[Begin Dataset records]

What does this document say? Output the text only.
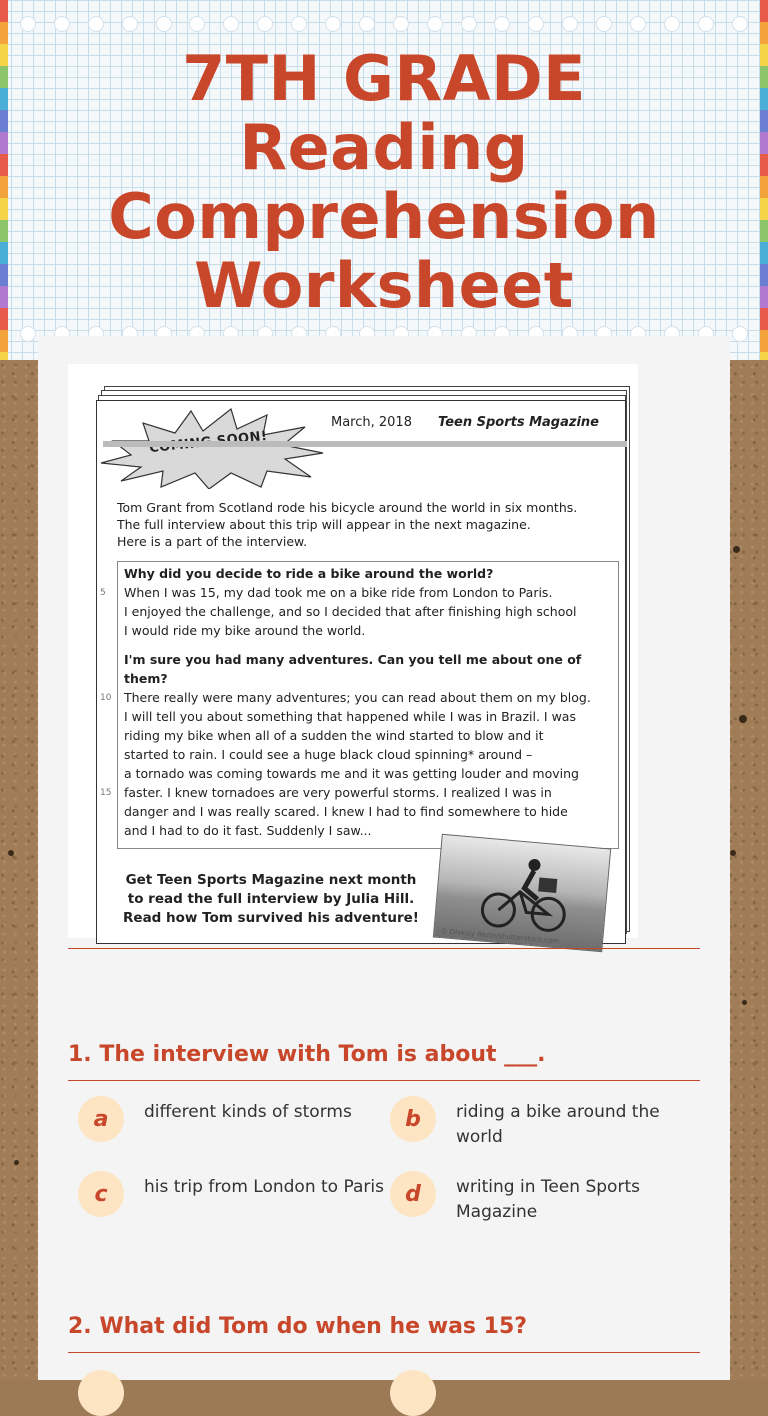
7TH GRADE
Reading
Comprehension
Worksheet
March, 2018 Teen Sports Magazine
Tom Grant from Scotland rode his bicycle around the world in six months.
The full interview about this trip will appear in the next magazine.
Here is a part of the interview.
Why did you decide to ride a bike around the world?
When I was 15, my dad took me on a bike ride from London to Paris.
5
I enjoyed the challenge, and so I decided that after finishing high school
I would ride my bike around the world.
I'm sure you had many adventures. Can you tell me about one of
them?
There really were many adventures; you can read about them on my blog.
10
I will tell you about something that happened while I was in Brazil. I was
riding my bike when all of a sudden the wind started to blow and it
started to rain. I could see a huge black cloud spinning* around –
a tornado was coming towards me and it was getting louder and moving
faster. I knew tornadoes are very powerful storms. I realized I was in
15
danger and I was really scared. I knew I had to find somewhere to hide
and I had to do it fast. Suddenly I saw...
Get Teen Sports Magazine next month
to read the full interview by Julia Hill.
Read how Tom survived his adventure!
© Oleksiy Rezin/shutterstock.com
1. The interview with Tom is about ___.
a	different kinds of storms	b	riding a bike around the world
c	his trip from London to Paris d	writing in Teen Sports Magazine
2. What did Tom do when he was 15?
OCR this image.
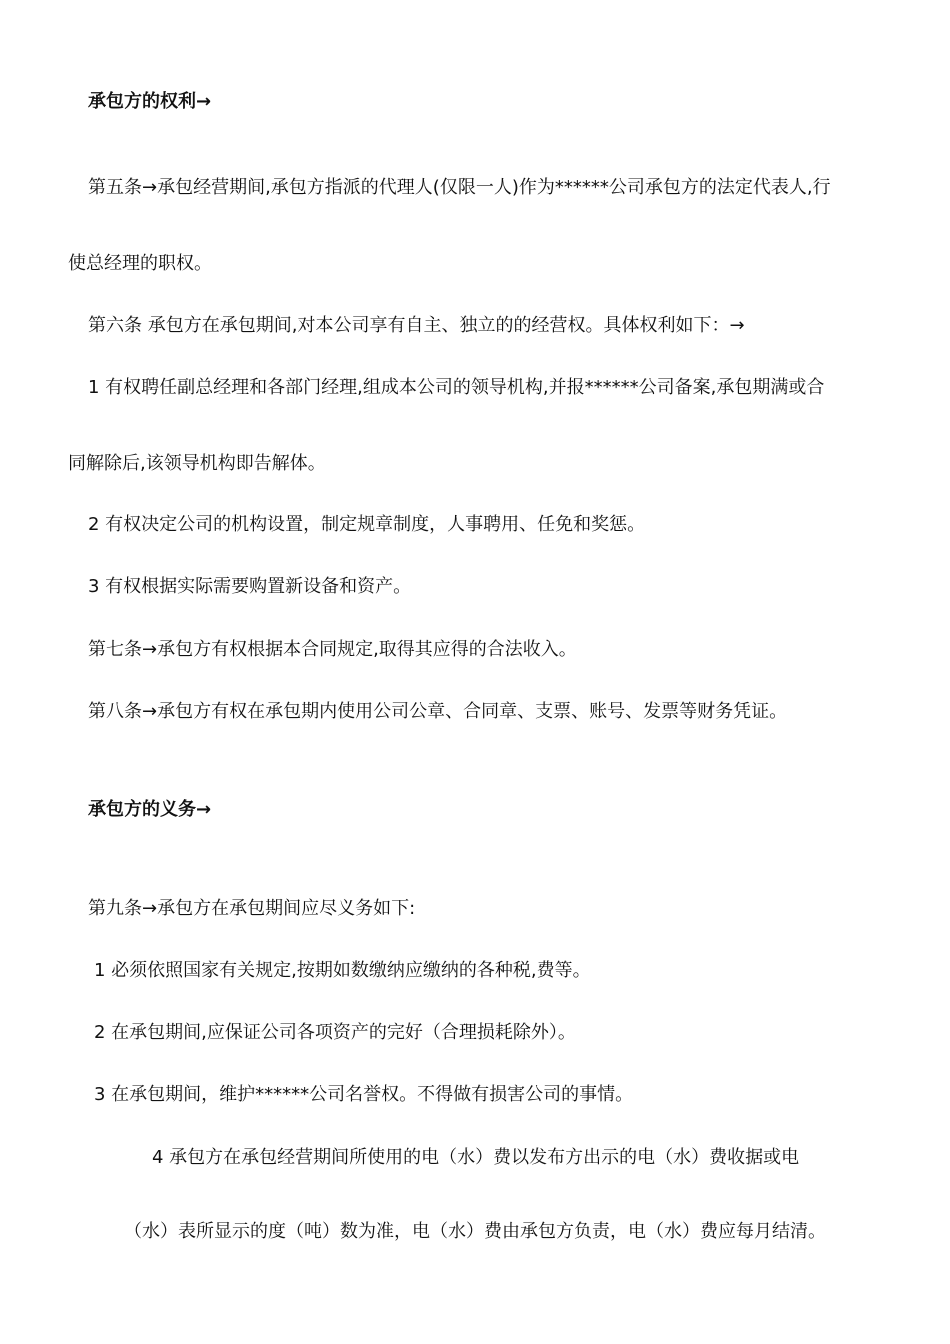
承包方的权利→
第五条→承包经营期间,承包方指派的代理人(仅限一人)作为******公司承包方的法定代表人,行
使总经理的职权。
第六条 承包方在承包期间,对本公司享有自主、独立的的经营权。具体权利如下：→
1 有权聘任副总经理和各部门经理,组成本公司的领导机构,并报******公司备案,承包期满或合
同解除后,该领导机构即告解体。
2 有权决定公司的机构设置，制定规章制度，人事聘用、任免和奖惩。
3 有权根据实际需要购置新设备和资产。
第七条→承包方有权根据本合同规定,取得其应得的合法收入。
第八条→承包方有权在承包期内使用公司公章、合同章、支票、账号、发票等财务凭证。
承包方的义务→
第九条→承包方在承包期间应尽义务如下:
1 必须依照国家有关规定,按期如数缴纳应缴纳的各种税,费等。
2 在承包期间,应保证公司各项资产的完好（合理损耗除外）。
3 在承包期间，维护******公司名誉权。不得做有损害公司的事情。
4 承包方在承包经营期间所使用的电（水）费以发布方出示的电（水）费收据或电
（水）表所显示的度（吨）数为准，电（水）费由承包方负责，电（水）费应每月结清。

[End Dataset records]
[Begin Dataset records]

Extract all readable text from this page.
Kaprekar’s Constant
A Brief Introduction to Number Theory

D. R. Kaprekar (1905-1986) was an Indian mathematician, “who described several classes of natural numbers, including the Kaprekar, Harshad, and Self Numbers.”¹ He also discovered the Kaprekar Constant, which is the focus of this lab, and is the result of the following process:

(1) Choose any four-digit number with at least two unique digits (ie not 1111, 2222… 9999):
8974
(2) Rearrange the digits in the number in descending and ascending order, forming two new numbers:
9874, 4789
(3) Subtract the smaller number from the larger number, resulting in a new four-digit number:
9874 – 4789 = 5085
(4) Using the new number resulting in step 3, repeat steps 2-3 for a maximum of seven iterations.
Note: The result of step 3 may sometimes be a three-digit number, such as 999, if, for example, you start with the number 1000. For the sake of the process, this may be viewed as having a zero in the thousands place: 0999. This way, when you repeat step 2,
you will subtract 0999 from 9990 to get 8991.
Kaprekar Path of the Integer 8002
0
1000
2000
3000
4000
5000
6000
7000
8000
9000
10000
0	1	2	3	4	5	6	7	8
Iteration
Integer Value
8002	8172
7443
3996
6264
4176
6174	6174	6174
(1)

[End Dataset records]

Challenge. Return each line with "London".

Result of this exercise.
When I was 15, my dad took me on a bike ride from London to Paris.
c	his trip from London to Paris d	writing in Teen Sports Magazine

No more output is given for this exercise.